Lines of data
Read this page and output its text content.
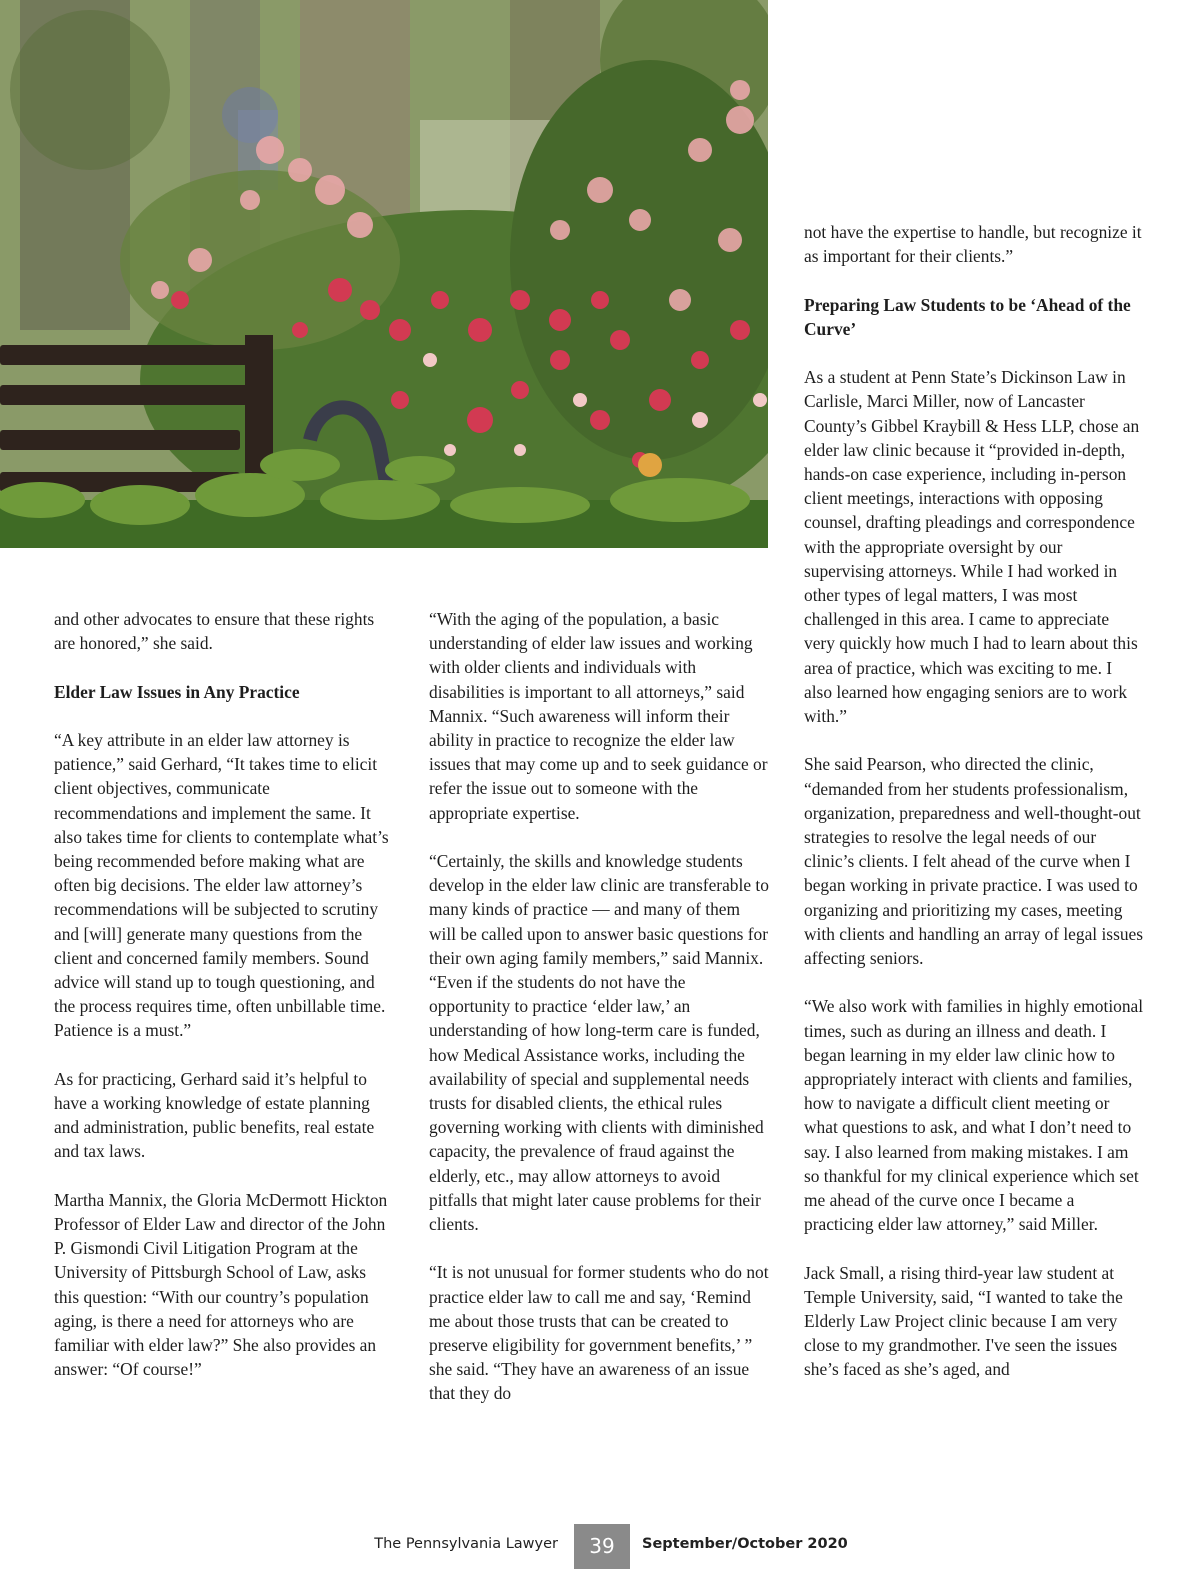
and other advocates to ensure that these rights are honored,” she said.

Elder Law Issues in Any Practice

“A key attribute in an elder law attorney is patience,” said Gerhard, “It takes time to elicit client objectives, communicate recommendations and implement the same. It also takes time for clients to contemplate what’s being recommended before making what are often big decisions. The elder law attorney’s recommendations will be subjected to scrutiny and [will] generate many questions from the client and concerned family members. Sound advice will stand up to tough questioning, and the process requires time, often unbillable time. Patience is a must.”

As for practicing, Gerhard said it’s helpful to have a working knowledge of estate planning and administration, public benefits, real estate and tax laws.

Martha Mannix, the Gloria McDermott Hickton Professor of Elder Law and director of the John P. Gismondi Civil Litigation Program at the University of Pittsburgh School of Law, asks this question: “With our country’s population aging, is there a need for attorneys who are familiar with elder law?” She also provides an answer: “Of course!”

“With the aging of the population, a basic understanding of elder law issues and working with older clients and individuals with disabilities is important to all attorneys,” said Mannix. “Such awareness will inform their ability in practice to recognize the elder law issues that may come up and to seek guidance or refer the issue out to someone with the appropriate expertise.

“Certainly, the skills and knowledge students develop in the elder law clinic are transferable to many kinds of practice — and many of them will be called upon to answer basic questions for their own aging family members,” said Mannix. “Even if the students do not have the opportunity to practice ‘elder law,’ an understanding of how long-term care is funded, how Medical Assistance works, including the availability of special and supplemental needs trusts for disabled clients, the ethical rules governing working with clients with diminished capacity, the prevalence of fraud against the elderly, etc., may allow attorneys to avoid pitfalls that might later cause problems for their clients.

“It is not unusual for former students who do not practice elder law to call me and say, ‘Remind me about those trusts that can be created to preserve eligibility for government benefits,’ ” she said. “They have an awareness of an issue that they do

not have the expertise to handle, but recognize it as important for their clients.”

Preparing Law Students to be ‘Ahead of the Curve’

As a student at Penn State’s Dickinson Law in Carlisle, Marci Miller, now of Lancaster County’s Gibbel Kraybill & Hess LLP, chose an elder law clinic because it “provided in-depth, hands-on case experience, including in-person client meetings, interactions with opposing counsel, drafting pleadings and correspondence with the appropriate oversight by our supervising attorneys. While I had worked in other types of legal matters, I was most challenged in this area. I came to appreciate very quickly how much I had to learn about this area of practice, which was exciting to me. I also learned how engaging seniors are to work with.”

She said Pearson, who directed the clinic, “demanded from her students professionalism, organization, preparedness and well-thought-out strategies to resolve the legal needs of our clinic’s clients. I felt ahead of the curve when I began working in private practice. I was used to organizing and prioritizing my cases, meeting with clients and handling an array of legal issues affecting seniors.

“We also work with families in highly emotional times, such as during an illness and death. I began learning in my elder law clinic how to appropriately interact with clients and families, how to navigate a difficult client meeting or what questions to ask, and what I don’t need to say. I also learned from making mistakes. I am so thankful for my clinical experience which set me ahead of the curve once I became a practicing elder law attorney,” said Miller.

Jack Small, a rising third-year law student at Temple University, said, “I wanted to take the Elderly Law Project clinic because I am very close to my grandmother. I've seen the issues she’s faced as she’s aged, and

The Pennsylvania Lawyer	39	September/October 2020
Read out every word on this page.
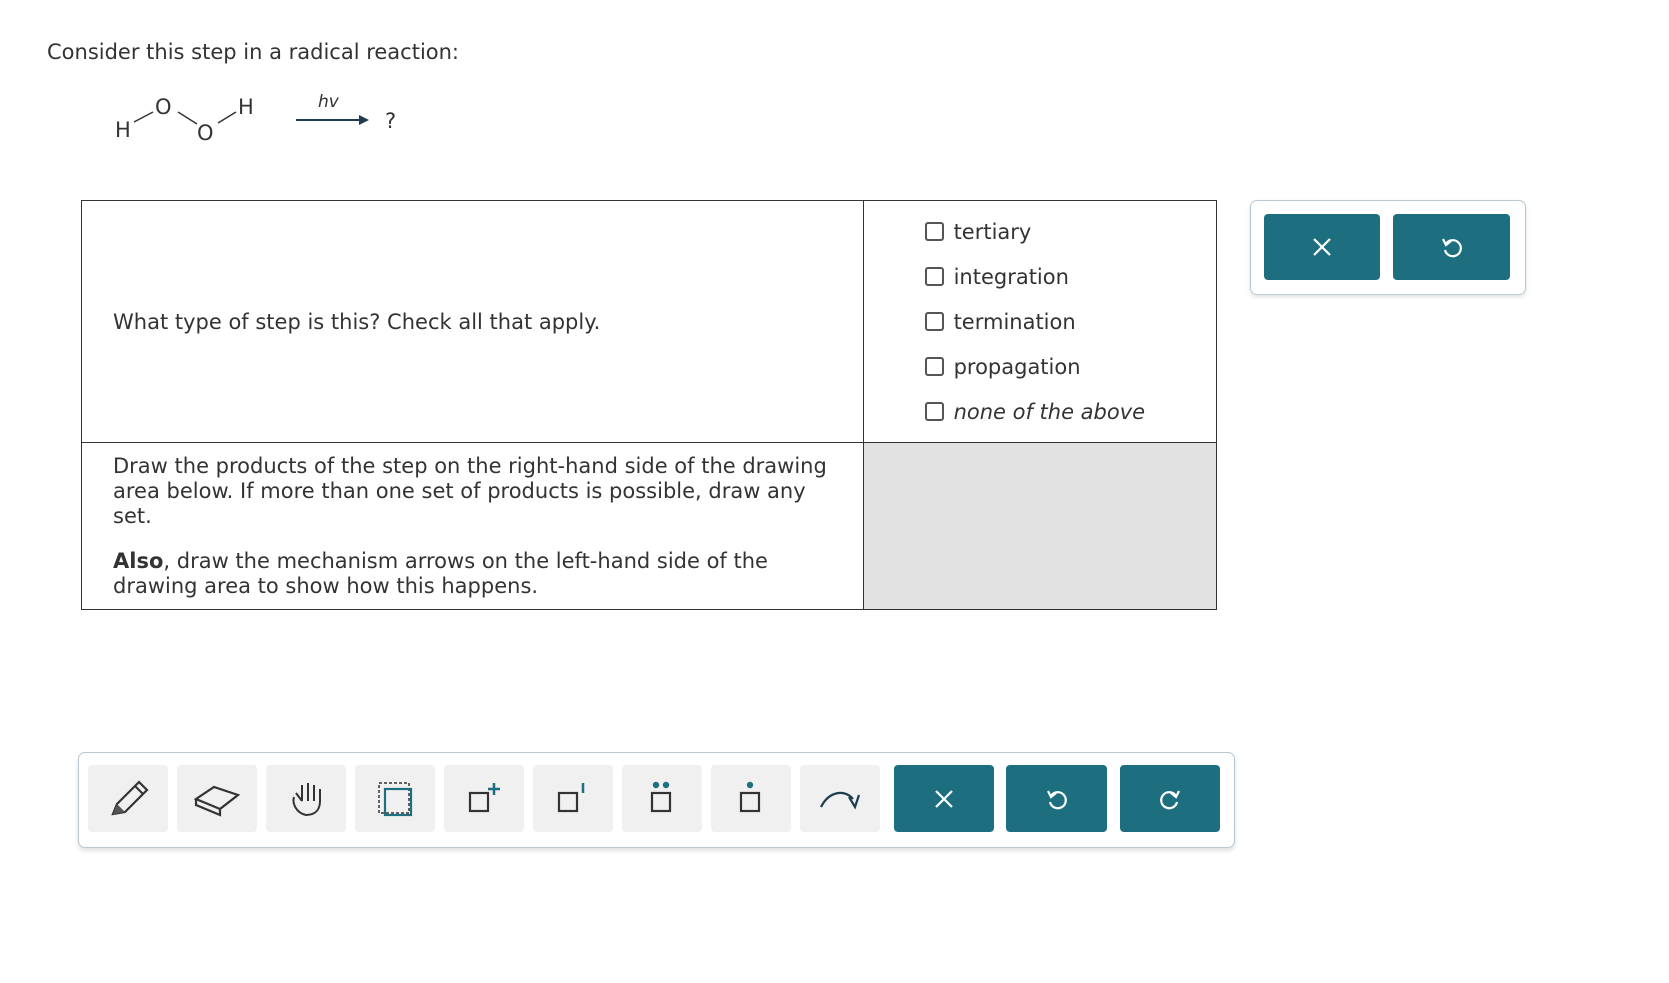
Consider this step in a radical reaction:
H
O
O
H	hv
?
What type of step is this? Check all that apply.	tertiary
integration
termination
propagation
none of the above

Draw the products of the step on the right-hand side of the drawing area below. If more than one set of products is possible, draw any set.

Also, draw the mechanism arrows on the left-hand side of the drawing area to show how this happens.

The problem: The pictures should not be reproduced; quote all of the other material exactly.

Finished answer:
Read this page and output its text content.
and other advocates to ensure that these rights are honored,” she said.

Elder Law Issues in Any Practice

“A key attribute in an elder law attorney is patience,” said Gerhard, “It takes time to elicit client objectives, communicate recommendations and implement the same. It also takes time for clients to contemplate what’s being recommended before making what are often big decisions. The elder law attorney’s recommendations will be subjected to scrutiny and [will] generate many questions from the client and concerned family members. Sound advice will stand up to tough questioning, and the process requires time, often unbillable time. Patience is a must.”

As for practicing, Gerhard said it’s helpful to have a working knowledge of estate planning and administration, public benefits, real estate and tax laws.

Martha Mannix, the Gloria McDermott Hickton Professor of Elder Law and director of the John P. Gismondi Civil Litigation Program at the University of Pittsburgh School of Law, asks this question: “With our country’s population aging, is there a need for attorneys who are familiar with elder law?” She also provides an answer: “Of course!”

“With the aging of the population, a basic understanding of elder law issues and working with older clients and individuals with disabilities is important to all attorneys,” said Mannix. “Such awareness will inform their ability in practice to recognize the elder law issues that may come up and to seek guidance or refer the issue out to someone with the appropriate expertise.

“Certainly, the skills and knowledge students develop in the elder law clinic are transferable to many kinds of practice — and many of them will be called upon to answer basic questions for their own aging family members,” said Mannix. “Even if the students do not have the opportunity to practice ‘elder law,’ an understanding of how long-term care is funded, how Medical Assistance works, including the availability of special and supplemental needs trusts for disabled clients, the ethical rules governing working with clients with diminished capacity, the prevalence of fraud against the elderly, etc., may allow attorneys to avoid pitfalls that might later cause problems for their clients.

“It is not unusual for former students who do not practice elder law to call me and say, ‘Remind me about those trusts that can be created to preserve eligibility for government benefits,’ ” she said. “They have an awareness of an issue that they do

not have the expertise to handle, but recognize it as important for their clients.”

Preparing Law Students to be ‘Ahead of the Curve’

As a student at Penn State’s Dickinson Law in Carlisle, Marci Miller, now of Lancaster County’s Gibbel Kraybill & Hess LLP, chose an elder law clinic because it “provided in-depth, hands-on case experience, including in-person client meetings, interactions with opposing counsel, drafting pleadings and correspondence with the appropriate oversight by our supervising attorneys. While I had worked in other types of legal matters, I was most challenged in this area. I came to appreciate very quickly how much I had to learn about this area of practice, which was exciting to me. I also learned how engaging seniors are to work with.”

She said Pearson, who directed the clinic, “demanded from her students professionalism, organization, preparedness and well-thought-out strategies to resolve the legal needs of our clinic’s clients. I felt ahead of the curve when I began working in private practice. I was used to organizing and prioritizing my cases, meeting with clients and handling an array of legal issues affecting seniors.

“We also work with families in highly emotional times, such as during an illness and death. I began learning in my elder law clinic how to appropriately interact with clients and families, how to navigate a difficult client meeting or what questions to ask, and what I don’t need to say. I also learned from making mistakes. I am so thankful for my clinical experience which set me ahead of the curve once I became a practicing elder law attorney,” said Miller.

Jack Small, a rising third-year law student at Temple University, said, “I wanted to take the Elderly Law Project clinic because I am very close to my grandmother. I've seen the issues she’s faced as she’s aged, and

The Pennsylvania Lawyer	39	September/October 2020
Read out every word on this page.
Consider this step in a radical reaction:
H
O
O
H	hv
?
What type of step is this? Check all that apply.	tertiary
integration
termination
propagation
none of the above

Draw the products of the step on the right-hand side of the drawing area below. If more than one set of products is possible, draw any set.

Also, draw the mechanism arrows on the left-hand side of the drawing area to show how this happens.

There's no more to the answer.